EXERCISE AIM. Check each line of the material. Copy those containing "name".

═══ RECORDS FOR PROCESSING

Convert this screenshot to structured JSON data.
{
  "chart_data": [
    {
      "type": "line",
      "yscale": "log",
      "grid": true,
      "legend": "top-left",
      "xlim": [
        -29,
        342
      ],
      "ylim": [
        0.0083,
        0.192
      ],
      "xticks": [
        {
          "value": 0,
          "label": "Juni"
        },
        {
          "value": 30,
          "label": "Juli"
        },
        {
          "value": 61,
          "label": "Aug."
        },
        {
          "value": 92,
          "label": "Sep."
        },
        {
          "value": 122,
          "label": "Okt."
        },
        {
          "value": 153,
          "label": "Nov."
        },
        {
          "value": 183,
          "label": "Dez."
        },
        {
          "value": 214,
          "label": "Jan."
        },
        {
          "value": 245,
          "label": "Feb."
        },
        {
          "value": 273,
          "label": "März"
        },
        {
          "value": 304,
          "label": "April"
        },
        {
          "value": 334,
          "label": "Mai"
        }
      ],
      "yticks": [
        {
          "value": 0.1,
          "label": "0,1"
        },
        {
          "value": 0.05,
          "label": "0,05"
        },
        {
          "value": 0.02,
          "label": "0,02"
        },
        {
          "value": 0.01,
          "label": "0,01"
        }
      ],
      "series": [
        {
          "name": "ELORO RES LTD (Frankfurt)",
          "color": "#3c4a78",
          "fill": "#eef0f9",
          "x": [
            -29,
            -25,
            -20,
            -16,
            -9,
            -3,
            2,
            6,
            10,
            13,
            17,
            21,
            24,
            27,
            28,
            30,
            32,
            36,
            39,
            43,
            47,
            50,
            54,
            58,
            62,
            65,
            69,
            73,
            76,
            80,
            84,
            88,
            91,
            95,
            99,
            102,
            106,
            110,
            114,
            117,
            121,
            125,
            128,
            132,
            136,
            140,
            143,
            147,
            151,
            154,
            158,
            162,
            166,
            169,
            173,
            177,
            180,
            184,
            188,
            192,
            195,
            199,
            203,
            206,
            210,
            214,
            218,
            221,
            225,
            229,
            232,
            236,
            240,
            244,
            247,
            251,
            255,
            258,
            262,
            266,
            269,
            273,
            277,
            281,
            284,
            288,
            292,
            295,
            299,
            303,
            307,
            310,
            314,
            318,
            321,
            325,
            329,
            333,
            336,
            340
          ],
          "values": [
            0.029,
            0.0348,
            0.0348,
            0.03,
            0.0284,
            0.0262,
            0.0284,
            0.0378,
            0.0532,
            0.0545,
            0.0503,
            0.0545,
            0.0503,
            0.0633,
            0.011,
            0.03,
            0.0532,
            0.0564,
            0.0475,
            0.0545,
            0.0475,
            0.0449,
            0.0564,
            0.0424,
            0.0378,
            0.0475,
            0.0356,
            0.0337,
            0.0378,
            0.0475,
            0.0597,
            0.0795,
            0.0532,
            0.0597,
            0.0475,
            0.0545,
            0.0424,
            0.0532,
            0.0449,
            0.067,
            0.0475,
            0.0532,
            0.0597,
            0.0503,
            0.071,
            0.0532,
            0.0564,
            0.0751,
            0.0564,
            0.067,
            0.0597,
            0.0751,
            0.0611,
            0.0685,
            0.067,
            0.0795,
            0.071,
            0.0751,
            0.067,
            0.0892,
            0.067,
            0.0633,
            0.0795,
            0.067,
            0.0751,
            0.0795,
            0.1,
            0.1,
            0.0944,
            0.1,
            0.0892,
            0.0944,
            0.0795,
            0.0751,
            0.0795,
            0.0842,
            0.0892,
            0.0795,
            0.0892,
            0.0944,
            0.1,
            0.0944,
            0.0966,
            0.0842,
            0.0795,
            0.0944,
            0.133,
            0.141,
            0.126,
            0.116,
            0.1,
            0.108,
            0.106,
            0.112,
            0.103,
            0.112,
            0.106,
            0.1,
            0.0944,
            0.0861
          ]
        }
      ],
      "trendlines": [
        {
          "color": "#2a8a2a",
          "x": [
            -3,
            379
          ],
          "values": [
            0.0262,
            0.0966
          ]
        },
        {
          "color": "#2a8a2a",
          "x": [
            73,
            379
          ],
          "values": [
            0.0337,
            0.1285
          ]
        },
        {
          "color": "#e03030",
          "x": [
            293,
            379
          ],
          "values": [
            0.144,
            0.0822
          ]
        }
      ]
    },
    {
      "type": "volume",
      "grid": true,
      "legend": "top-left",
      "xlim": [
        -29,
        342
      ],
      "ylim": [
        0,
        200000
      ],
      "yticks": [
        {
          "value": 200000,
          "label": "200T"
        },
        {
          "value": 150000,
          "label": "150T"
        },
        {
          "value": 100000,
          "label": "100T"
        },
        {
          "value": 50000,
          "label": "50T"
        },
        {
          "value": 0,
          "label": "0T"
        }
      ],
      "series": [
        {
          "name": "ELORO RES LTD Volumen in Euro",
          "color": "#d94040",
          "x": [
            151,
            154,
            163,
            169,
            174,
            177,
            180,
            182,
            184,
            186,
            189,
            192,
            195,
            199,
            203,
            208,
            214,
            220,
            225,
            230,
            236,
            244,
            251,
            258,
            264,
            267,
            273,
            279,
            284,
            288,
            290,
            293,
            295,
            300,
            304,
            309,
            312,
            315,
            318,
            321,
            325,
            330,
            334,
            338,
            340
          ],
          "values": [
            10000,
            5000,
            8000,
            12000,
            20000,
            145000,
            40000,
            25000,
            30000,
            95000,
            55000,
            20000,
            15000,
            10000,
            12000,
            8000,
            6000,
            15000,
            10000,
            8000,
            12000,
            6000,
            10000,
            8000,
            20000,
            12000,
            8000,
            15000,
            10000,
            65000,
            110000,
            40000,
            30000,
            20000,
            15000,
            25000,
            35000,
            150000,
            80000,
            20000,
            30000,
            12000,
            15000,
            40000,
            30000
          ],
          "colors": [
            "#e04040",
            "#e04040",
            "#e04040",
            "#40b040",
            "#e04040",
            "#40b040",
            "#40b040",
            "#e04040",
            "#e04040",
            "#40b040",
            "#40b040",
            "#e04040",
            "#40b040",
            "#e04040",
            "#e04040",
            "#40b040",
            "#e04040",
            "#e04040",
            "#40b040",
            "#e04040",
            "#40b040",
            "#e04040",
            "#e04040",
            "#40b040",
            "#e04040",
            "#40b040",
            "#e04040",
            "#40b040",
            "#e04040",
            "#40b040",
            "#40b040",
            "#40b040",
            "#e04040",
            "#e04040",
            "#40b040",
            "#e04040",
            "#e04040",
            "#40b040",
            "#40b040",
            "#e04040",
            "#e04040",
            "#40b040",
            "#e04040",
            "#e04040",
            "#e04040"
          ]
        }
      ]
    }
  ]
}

══════

RESPONSE FOR THIS EXERCISE.
          "name": "ELORO RES LTD (Frankfurt)",
          "name": "ELORO RES LTD Volumen in Euro",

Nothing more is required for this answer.